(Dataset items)
☆ ☆ ☆

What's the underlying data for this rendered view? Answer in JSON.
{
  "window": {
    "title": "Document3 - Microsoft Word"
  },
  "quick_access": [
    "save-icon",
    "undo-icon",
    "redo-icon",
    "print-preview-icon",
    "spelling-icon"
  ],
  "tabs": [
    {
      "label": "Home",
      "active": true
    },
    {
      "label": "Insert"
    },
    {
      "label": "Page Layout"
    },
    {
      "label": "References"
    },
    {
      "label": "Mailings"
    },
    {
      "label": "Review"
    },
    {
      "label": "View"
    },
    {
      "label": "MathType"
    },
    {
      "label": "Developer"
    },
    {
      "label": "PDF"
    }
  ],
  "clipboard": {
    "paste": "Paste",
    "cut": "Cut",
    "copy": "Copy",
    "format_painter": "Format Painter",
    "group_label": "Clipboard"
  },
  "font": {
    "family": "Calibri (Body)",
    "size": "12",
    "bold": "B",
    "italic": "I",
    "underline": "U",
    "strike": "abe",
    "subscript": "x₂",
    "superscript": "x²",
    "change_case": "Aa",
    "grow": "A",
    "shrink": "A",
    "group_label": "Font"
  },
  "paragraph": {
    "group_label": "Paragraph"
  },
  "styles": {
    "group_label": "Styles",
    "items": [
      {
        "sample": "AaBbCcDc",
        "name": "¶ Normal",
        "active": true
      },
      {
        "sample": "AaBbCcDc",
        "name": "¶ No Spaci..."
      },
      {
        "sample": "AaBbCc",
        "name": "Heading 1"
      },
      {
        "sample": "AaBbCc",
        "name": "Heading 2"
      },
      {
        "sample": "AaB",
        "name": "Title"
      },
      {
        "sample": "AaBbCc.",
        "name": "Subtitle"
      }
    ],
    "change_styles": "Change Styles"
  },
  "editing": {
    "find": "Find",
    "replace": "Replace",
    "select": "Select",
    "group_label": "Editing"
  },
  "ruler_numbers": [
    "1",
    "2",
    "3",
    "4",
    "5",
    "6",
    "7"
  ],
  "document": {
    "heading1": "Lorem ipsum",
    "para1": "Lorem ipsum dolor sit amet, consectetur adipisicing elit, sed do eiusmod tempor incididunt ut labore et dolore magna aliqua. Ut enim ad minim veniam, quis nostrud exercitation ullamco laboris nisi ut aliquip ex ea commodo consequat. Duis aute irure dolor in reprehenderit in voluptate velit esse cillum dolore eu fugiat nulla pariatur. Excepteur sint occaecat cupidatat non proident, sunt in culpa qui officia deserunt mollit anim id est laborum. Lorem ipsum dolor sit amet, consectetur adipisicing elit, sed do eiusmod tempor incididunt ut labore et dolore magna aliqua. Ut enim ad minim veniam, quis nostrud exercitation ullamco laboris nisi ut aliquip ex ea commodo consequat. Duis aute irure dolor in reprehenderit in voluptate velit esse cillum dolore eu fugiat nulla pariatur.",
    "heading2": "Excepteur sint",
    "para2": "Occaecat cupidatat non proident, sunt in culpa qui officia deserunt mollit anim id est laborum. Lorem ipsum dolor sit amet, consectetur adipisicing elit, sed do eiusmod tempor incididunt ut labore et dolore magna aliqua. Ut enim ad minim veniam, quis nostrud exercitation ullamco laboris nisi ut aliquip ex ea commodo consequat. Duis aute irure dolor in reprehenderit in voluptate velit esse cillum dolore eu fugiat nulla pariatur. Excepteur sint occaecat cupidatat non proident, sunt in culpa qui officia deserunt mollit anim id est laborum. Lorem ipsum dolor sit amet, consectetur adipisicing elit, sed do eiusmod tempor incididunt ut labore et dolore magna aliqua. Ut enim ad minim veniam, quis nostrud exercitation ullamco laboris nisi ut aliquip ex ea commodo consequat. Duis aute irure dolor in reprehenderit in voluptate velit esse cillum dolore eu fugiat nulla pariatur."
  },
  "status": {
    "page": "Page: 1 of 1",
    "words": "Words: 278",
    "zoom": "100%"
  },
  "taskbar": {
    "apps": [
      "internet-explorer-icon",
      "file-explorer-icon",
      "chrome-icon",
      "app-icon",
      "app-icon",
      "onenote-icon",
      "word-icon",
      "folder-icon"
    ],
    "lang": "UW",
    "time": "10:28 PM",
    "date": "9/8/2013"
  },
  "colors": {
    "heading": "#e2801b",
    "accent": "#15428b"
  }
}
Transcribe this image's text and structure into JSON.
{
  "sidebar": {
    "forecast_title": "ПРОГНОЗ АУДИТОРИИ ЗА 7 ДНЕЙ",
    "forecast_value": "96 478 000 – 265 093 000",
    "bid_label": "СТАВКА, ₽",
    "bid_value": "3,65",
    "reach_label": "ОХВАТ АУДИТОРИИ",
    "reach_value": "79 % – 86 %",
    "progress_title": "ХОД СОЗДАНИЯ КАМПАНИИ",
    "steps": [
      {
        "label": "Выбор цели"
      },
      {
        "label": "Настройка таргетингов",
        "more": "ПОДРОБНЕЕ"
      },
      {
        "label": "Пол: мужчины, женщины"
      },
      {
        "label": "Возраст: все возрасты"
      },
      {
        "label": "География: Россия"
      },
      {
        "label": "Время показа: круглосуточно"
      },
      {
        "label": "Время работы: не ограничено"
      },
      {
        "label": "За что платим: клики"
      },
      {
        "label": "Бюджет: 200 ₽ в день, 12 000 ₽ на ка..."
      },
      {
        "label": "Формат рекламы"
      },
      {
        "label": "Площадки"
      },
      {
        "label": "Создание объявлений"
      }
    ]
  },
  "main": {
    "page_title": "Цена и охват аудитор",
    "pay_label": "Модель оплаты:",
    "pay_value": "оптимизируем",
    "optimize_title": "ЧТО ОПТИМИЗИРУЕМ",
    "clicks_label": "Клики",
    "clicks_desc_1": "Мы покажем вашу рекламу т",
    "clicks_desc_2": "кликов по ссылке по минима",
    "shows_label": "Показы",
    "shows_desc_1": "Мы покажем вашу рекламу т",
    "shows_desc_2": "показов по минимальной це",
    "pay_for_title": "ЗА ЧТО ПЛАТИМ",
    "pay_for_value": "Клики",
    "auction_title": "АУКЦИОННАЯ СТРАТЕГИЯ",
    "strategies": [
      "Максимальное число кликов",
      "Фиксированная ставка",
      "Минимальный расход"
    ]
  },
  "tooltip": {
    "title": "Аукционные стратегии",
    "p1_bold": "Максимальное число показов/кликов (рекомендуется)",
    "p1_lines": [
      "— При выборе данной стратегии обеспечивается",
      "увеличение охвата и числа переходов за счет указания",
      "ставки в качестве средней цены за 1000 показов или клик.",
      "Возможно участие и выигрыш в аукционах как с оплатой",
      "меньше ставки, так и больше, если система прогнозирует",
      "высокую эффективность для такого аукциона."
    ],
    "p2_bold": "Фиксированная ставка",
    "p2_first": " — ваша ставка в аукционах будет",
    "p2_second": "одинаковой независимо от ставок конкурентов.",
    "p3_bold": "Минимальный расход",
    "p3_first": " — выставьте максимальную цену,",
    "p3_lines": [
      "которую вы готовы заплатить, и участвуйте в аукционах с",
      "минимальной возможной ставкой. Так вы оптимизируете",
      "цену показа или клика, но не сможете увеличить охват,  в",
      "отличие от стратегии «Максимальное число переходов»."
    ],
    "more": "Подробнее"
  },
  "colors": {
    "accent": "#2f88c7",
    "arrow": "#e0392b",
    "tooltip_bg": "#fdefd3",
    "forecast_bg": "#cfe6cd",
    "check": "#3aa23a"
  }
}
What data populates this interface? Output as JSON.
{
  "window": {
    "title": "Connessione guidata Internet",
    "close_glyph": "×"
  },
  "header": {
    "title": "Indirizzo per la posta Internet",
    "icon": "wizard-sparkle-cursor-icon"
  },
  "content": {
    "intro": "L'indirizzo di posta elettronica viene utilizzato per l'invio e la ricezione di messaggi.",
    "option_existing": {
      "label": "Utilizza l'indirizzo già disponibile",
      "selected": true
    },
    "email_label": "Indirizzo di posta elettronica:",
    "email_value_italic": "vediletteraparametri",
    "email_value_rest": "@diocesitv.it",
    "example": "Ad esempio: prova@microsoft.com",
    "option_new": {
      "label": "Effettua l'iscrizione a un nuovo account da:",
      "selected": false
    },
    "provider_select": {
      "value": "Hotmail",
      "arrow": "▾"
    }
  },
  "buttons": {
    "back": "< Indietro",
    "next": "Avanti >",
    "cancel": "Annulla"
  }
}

☆ ☆ ☆

Collect from the data above every line that includes "цену".

    "p3_first": " — выставьте максимальную цену,",
      "цену показа или клика, но не сможете увеличить охват,  в",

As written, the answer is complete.